§ Stated problem:
Give an exact transcription of every line, dropping the images.

§ Data lines:
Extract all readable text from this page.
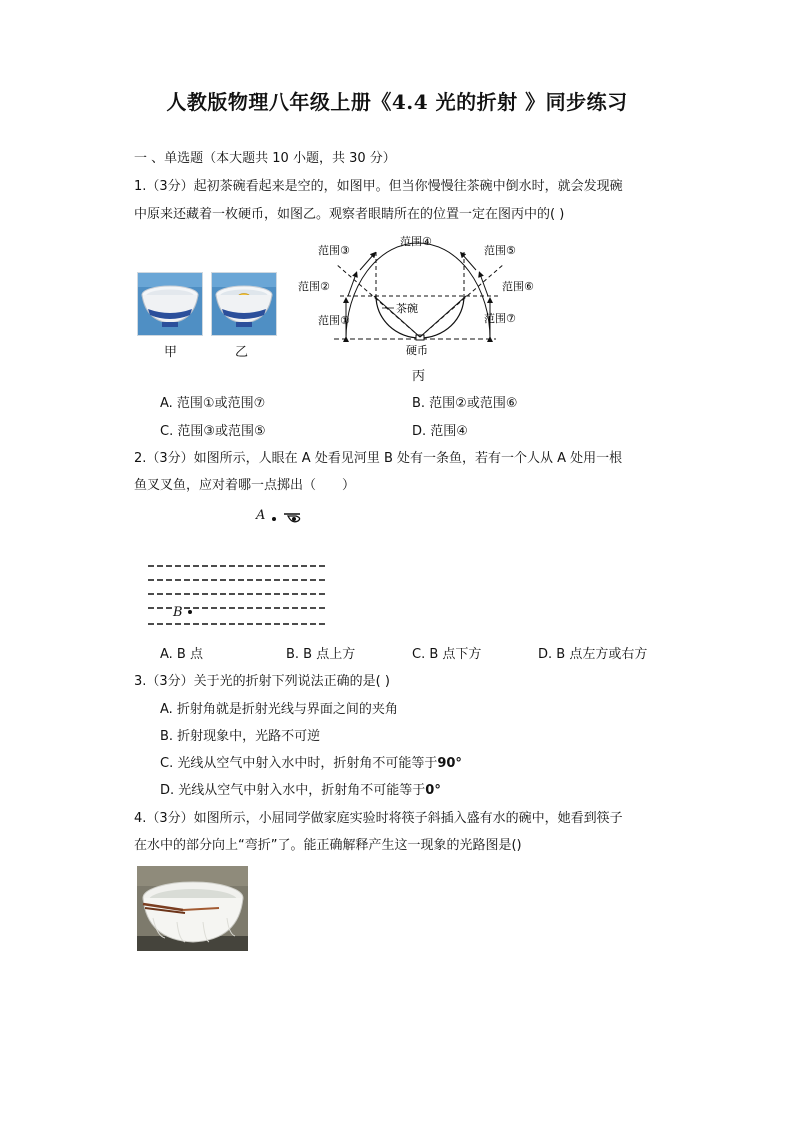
人教版物理八年级上册《4.4 光的折射 》同步练习
一 、单选题（本大题共 10 小题，共 30 分）
1.（3分）起初茶碗看起来是空的，如图甲。但当你慢慢往茶碗中倒水时，就会发现碗
中原来还藏着一枚硬币，如图乙。观察者眼睛所在的位置一定在图丙中的( )
甲	乙
范围③
范围④
范围⑤
范围②	范围⑥
范围①	范围⑦
茶碗
硬币
丙
A. 范围①或范围⑦	B. 范围②或范围⑥
C. 范围③或范围⑤	D. 范围④
2.（3分）如图所示，人眼在 A 处看见河里 B 处有一条鱼，若有一个人从 A 处用一根
鱼叉叉鱼，应对着哪一点掷出（　　）
A
B
A. B 点	B. B 点上方	C. B 点下方	D. B 点左方或右方
3.（3分）关于光的折射下列说法正确的是( )
A. 折射角就是折射光线与界面之间的夹角
B. 折射现象中，光路不可逆
C. 光线从空气中射入水中时，折射角不可能等于90°
D. 光线从空气中射入水中，折射角不可能等于0°
4.（3分）如图所示，小屈同学做家庭实验时将筷子斜插入盛有水的碗中，她看到筷子
在水中的部分向上“弯折”了。能正确解释产生这一现象的光路图是()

§ Task response:
Extract all readable text from this page.
人教版物理八年级上册《4.4 光的折射 》同步练习
一 、单选题（本大题共 10 小题，共 30 分）
1.（3分）起初茶碗看起来是空的，如图甲。但当你慢慢往茶碗中倒水时，就会发现碗
中原来还藏着一枚硬币，如图乙。观察者眼睛所在的位置一定在图丙中的( )
甲	乙
范围③
范围④
范围⑤
范围②	范围⑥
范围①	范围⑦
茶碗
硬币
丙
A. 范围①或范围⑦	B. 范围②或范围⑥
C. 范围③或范围⑤	D. 范围④
2.（3分）如图所示，人眼在 A 处看见河里 B 处有一条鱼，若有一个人从 A 处用一根
鱼叉叉鱼，应对着哪一点掷出（　　）
A
B
A. B 点	B. B 点上方	C. B 点下方	D. B 点左方或右方
3.（3分）关于光的折射下列说法正确的是( )
A. 折射角就是折射光线与界面之间的夹角
B. 折射现象中，光路不可逆
C. 光线从空气中射入水中时，折射角不可能等于90°
D. 光线从空气中射入水中，折射角不可能等于0°
4.（3分）如图所示，小屈同学做家庭实验时将筷子斜插入盛有水的碗中，她看到筷子
在水中的部分向上“弯折”了。能正确解释产生这一现象的光路图是()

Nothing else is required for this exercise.